== EXERCISE OBJECTIVE ==
Write out the records beneath this line exactly as they appear, minus any images.

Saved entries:

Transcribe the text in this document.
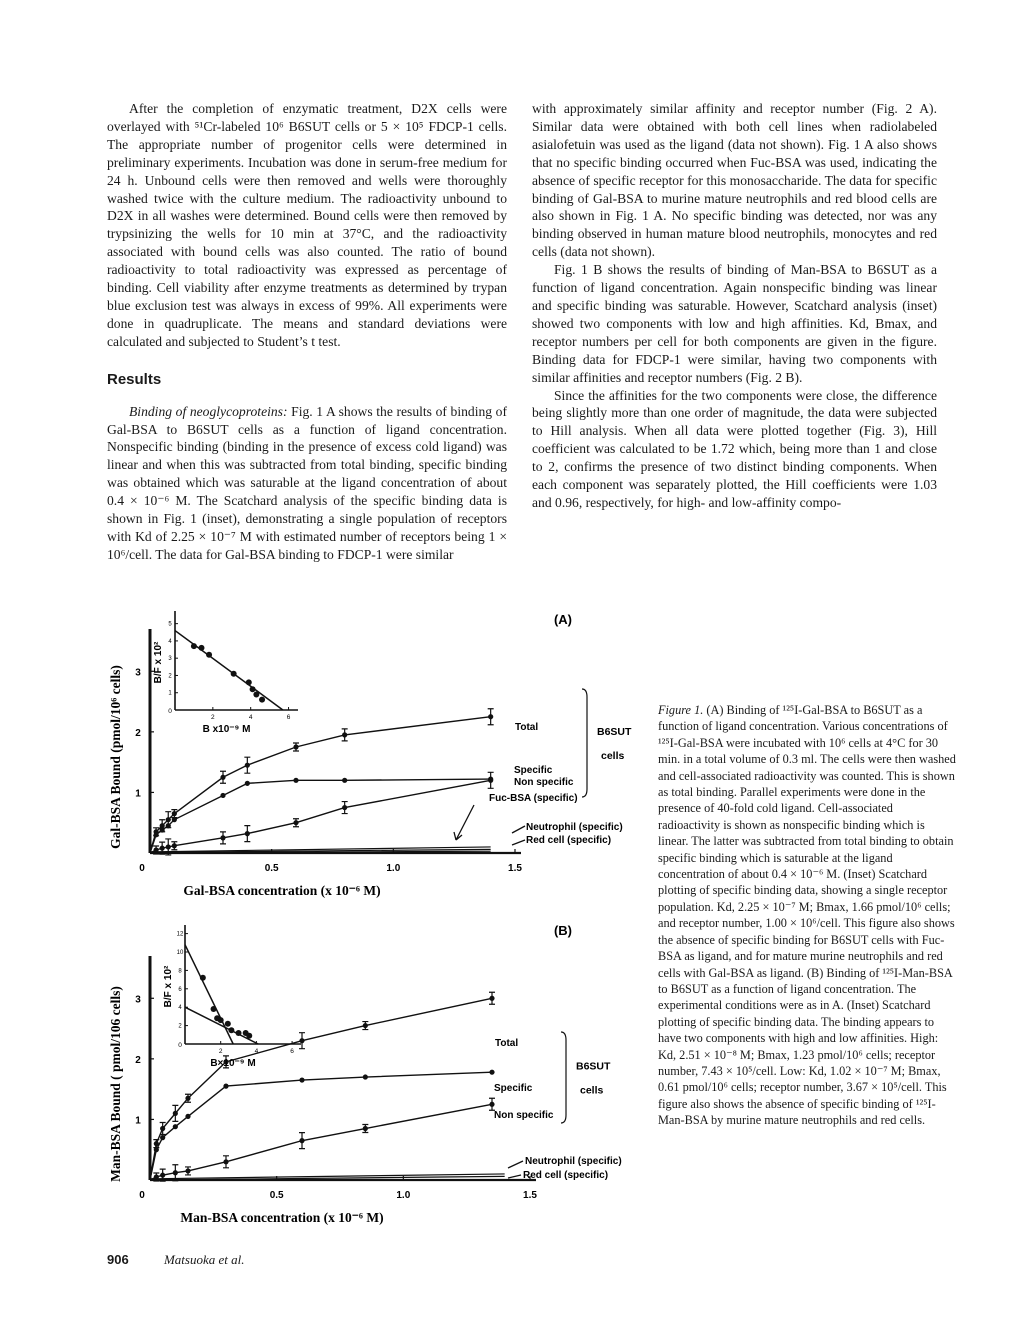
After the completion of enzymatic treatment, D2X cells were overlayed with ⁵¹Cr-labeled 10⁶ B6SUT cells or 5 × 10⁵ FDCP-1 cells. The appropriate number of progenitor cells were determined in preliminary experiments. Incubation was done in serum-free medium for 24 h. Unbound cells were then removed and wells were thoroughly washed twice with the culture medium. The radioactivity unbound to D2X in all washes were determined. Bound cells were then removed by trypsinizing the wells for 10 min at 37°C, and the radioactivity associated with bound cells was also counted. The ratio of bound radioactivity to total radioactivity was expressed as percentage of binding. Cell viability after enzyme treatments as determined by trypan blue exclusion test was always in excess of 99%. All experiments were done in quadruplicate. The means and standard deviations were calculated and subjected to Student’s t test.

Results

Binding of neoglycoproteins: Fig. 1 A shows the results of binding of Gal-BSA to B6SUT cells as a function of ligand concentration. Nonspecific binding (binding in the presence of excess cold ligand) was linear and when this was subtracted from total binding, specific binding was obtained which was saturable at the ligand concentration of about 0.4 × 10⁻⁶ M. The Scatchard analysis of the specific binding data is shown in Fig. 1 (inset), demonstrating a single population of receptors with Kd of 2.25 × 10⁻⁷ M with estimated number of receptors being 1 × 10⁶/cell. The data for Gal-BSA binding to FDCP-1 were similar

with approximately similar affinity and receptor number (Fig. 2 A). Similar data were obtained with both cell lines when radiolabeled asialofetuin was used as the ligand (data not shown). Fig. 1 A also shows that no specific binding occurred when Fuc-BSA was used, indicating the absence of specific receptor for this monosaccharide. The data for specific binding of Gal-BSA to murine mature neutrophils and red blood cells are also shown in Fig. 1 A. No specific binding was detected, nor was any binding observed in human mature blood neutrophils, monocytes and red cells (data not shown).

Fig. 1 B shows the results of binding of Man-BSA to B6SUT as a function of ligand concentration. Again nonspecific binding was linear and specific binding was saturable. However, Scatchard analysis (inset) showed two components with low and high affinities. Kd, Bmax, and receptor numbers per cell for both components are given in the figure. Binding data for FDCP-1 were similar, having two components with similar affinities and receptor numbers (Fig. 2 B).

Since the affinities for the two components were close, the difference being slightly more than one order of magnitude, the data were subjected to Hill analysis. When all data were plotted together (Fig. 3), Hill coefficient was calculated to be 1.72 which, being more than 1 and close to 2, confirms the presence of two distinct binding components. When each component was separately plotted, the Hill coefficients were 1.03 and 0.96, respectively, for high- and low-affinity compo-

0	0.5	1.0	1.5
1
2
3
Gal-BSA concentration (x 10⁻⁶ M)
Gal-BSA Bound (pmol/10⁶ cells)
(A)
Total
Specific
Non specific
Fuc-BSA (specific)
Neutrophil (specific)
Red cell (specific)
B6SUT
cells
0
2	4	6
1
2
3
4
5
B x10⁻⁹ M
B/F x 10²
0	0.5	1.0	1.5
1
2
3
Man-BSA concentration (x 10⁻⁶ M)
Man-BSA Bound ( pmol/106 cells)
(B)
Total
Specific
Non specific
Neutrophil (specific)
Red cell (specific)
B6SUT
cells
0
2	4	6
2
4
6
8
10
12
B×10⁻⁹ M
B/F x 10²
Figure 1. (A) Binding of ¹²⁵I-Gal-BSA to B6SUT as a function of ligand concentration. Various concentrations of ¹²⁵I-Gal-BSA were incubated with 10⁶ cells at 4°C for 30 min. in a total volume of 0.3 ml. The cells were then washed and cell-associated radioactivity was counted. This is shown as total binding. Parallel experiments were done in the presence of 40-fold cold ligand. Cell-associated radioactivity is shown as nonspecific binding which is linear. The latter was subtracted from total binding to obtain specific binding which is saturable at the ligand concentration of about 0.4 × 10⁻⁶ M. (Inset) Scatchard plotting of specific binding data, showing a single receptor population. Kd, 2.25 × 10⁻⁷ M; Bmax, 1.66 pmol/10⁶ cells; and receptor number, 1.00 × 10⁶/cell. This figure also shows the absence of specific binding for B6SUT cells with Fuc-BSA as ligand, and for mature murine neutrophils and red cells with Gal-BSA as ligand. (B) Binding of ¹²⁵I-Man-BSA to B6SUT as a function of ligand concentration. The experimental conditions were as in A. (Inset) Scatchard plotting of specific binding data. The binding appears to have two components with high and low affinities. High: Kd, 2.51 × 10⁻⁸ M; Bmax, 1.23 pmol/10⁶ cells; receptor number, 7.43 × 10⁵/cell. Low: Kd, 1.02 × 10⁻⁷ M; Bmax, 0.61 pmol/10⁶ cells; receptor number, 3.67 × 10⁵/cell. This figure also shows the absence of specific binding of ¹²⁵I-Man-BSA by murine mature neutrophils and red cells.
906	Matsuoka et al.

== SOLUTION TO THE PROBLEM ==
Transcribe the text in this document.
After the completion of enzymatic treatment, D2X cells were overlayed with ⁵¹Cr-labeled 10⁶ B6SUT cells or 5 × 10⁵ FDCP-1 cells. The appropriate number of progenitor cells were determined in preliminary experiments. Incubation was done in serum-free medium for 24 h. Unbound cells were then removed and wells were thoroughly washed twice with the culture medium. The radioactivity unbound to D2X in all washes were determined. Bound cells were then removed by trypsinizing the wells for 10 min at 37°C, and the radioactivity associated with bound cells was also counted. The ratio of bound radioactivity to total radioactivity was expressed as percentage of binding. Cell viability after enzyme treatments as determined by trypan blue exclusion test was always in excess of 99%. All experiments were done in quadruplicate. The means and standard deviations were calculated and subjected to Student’s t test.

Results

Binding of neoglycoproteins: Fig. 1 A shows the results of binding of Gal-BSA to B6SUT cells as a function of ligand concentration. Nonspecific binding (binding in the presence of excess cold ligand) was linear and when this was subtracted from total binding, specific binding was obtained which was saturable at the ligand concentration of about 0.4 × 10⁻⁶ M. The Scatchard analysis of the specific binding data is shown in Fig. 1 (inset), demonstrating a single population of receptors with Kd of 2.25 × 10⁻⁷ M with estimated number of receptors being 1 × 10⁶/cell. The data for Gal-BSA binding to FDCP-1 were similar

with approximately similar affinity and receptor number (Fig. 2 A). Similar data were obtained with both cell lines when radiolabeled asialofetuin was used as the ligand (data not shown). Fig. 1 A also shows that no specific binding occurred when Fuc-BSA was used, indicating the absence of specific receptor for this monosaccharide. The data for specific binding of Gal-BSA to murine mature neutrophils and red blood cells are also shown in Fig. 1 A. No specific binding was detected, nor was any binding observed in human mature blood neutrophils, monocytes and red cells (data not shown).

Fig. 1 B shows the results of binding of Man-BSA to B6SUT as a function of ligand concentration. Again nonspecific binding was linear and specific binding was saturable. However, Scatchard analysis (inset) showed two components with low and high affinities. Kd, Bmax, and receptor numbers per cell for both components are given in the figure. Binding data for FDCP-1 were similar, having two components with similar affinities and receptor numbers (Fig. 2 B).

Since the affinities for the two components were close, the difference being slightly more than one order of magnitude, the data were subjected to Hill analysis. When all data were plotted together (Fig. 3), Hill coefficient was calculated to be 1.72 which, being more than 1 and close to 2, confirms the presence of two distinct binding components. When each component was separately plotted, the Hill coefficients were 1.03 and 0.96, respectively, for high- and low-affinity compo-

0	0.5	1.0	1.5
1
2
3
Gal-BSA concentration (x 10⁻⁶ M)
Gal-BSA Bound (pmol/10⁶ cells)
(A)
Total
Specific
Non specific
Fuc-BSA (specific)
Neutrophil (specific)
Red cell (specific)
B6SUT
cells
0
2	4	6
1
2
3
4
5
B x10⁻⁹ M
B/F x 10²
0	0.5	1.0	1.5
1
2
3
Man-BSA concentration (x 10⁻⁶ M)
Man-BSA Bound ( pmol/106 cells)
(B)
Total
Specific
Non specific
Neutrophil (specific)
Red cell (specific)
B6SUT
cells
0
2	4	6
2
4
6
8
10
12
B×10⁻⁹ M
B/F x 10²
Figure 1. (A) Binding of ¹²⁵I-Gal-BSA to B6SUT as a function of ligand concentration. Various concentrations of ¹²⁵I-Gal-BSA were incubated with 10⁶ cells at 4°C for 30 min. in a total volume of 0.3 ml. The cells were then washed and cell-associated radioactivity was counted. This is shown as total binding. Parallel experiments were done in the presence of 40-fold cold ligand. Cell-associated radioactivity is shown as nonspecific binding which is linear. The latter was subtracted from total binding to obtain specific binding which is saturable at the ligand concentration of about 0.4 × 10⁻⁶ M. (Inset) Scatchard plotting of specific binding data, showing a single receptor population. Kd, 2.25 × 10⁻⁷ M; Bmax, 1.66 pmol/10⁶ cells; and receptor number, 1.00 × 10⁶/cell. This figure also shows the absence of specific binding for B6SUT cells with Fuc-BSA as ligand, and for mature murine neutrophils and red cells with Gal-BSA as ligand. (B) Binding of ¹²⁵I-Man-BSA to B6SUT as a function of ligand concentration. The experimental conditions were as in A. (Inset) Scatchard plotting of specific binding data. The binding appears to have two components with high and low affinities. High: Kd, 2.51 × 10⁻⁸ M; Bmax, 1.23 pmol/10⁶ cells; receptor number, 7.43 × 10⁵/cell. Low: Kd, 1.02 × 10⁻⁷ M; Bmax, 0.61 pmol/10⁶ cells; receptor number, 3.67 × 10⁵/cell. This figure also shows the absence of specific binding of ¹²⁵I-Man-BSA by murine mature neutrophils and red cells.
906	Matsuoka et al.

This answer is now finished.